Lines that contain the string "name" are to be copied; leave out all others.

— START OF Dataset —

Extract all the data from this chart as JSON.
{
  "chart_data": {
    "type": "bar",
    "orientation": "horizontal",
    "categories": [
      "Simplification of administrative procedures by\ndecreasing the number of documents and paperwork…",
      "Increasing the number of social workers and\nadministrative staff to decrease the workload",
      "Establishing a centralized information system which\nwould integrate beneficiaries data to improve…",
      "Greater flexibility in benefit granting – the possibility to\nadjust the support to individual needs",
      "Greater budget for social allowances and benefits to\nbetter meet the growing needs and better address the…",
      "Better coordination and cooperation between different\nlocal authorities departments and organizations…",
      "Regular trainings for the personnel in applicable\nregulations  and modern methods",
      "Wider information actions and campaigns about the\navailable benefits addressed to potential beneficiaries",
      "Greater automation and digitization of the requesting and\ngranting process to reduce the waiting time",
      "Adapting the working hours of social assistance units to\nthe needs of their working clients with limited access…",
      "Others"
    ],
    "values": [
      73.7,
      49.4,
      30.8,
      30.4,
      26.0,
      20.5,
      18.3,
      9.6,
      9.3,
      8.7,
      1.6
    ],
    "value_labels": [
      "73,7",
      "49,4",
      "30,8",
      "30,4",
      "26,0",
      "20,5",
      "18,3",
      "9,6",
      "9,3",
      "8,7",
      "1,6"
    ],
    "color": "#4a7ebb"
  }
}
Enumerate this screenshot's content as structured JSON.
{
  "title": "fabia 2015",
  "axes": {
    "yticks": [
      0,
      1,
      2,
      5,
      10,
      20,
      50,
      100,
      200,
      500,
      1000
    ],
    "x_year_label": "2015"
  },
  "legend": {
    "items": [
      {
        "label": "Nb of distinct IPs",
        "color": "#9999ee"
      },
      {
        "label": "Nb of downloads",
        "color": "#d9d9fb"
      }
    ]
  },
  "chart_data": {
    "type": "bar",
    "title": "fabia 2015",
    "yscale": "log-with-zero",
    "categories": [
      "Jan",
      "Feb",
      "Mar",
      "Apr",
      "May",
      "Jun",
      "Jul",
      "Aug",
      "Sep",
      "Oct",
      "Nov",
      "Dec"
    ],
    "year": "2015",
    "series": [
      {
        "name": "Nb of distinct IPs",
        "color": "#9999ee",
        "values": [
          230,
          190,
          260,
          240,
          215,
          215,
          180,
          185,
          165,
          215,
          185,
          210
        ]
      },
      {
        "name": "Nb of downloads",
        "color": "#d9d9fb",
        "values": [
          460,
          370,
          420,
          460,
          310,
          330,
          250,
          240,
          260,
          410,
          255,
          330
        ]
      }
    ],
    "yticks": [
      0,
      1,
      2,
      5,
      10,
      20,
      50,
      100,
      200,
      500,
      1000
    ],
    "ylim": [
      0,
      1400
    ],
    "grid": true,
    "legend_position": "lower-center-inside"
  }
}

— END OF Dataset —

- Finished answer -
        "name": "Nb of distinct IPs",
        "name": "Nb of downloads",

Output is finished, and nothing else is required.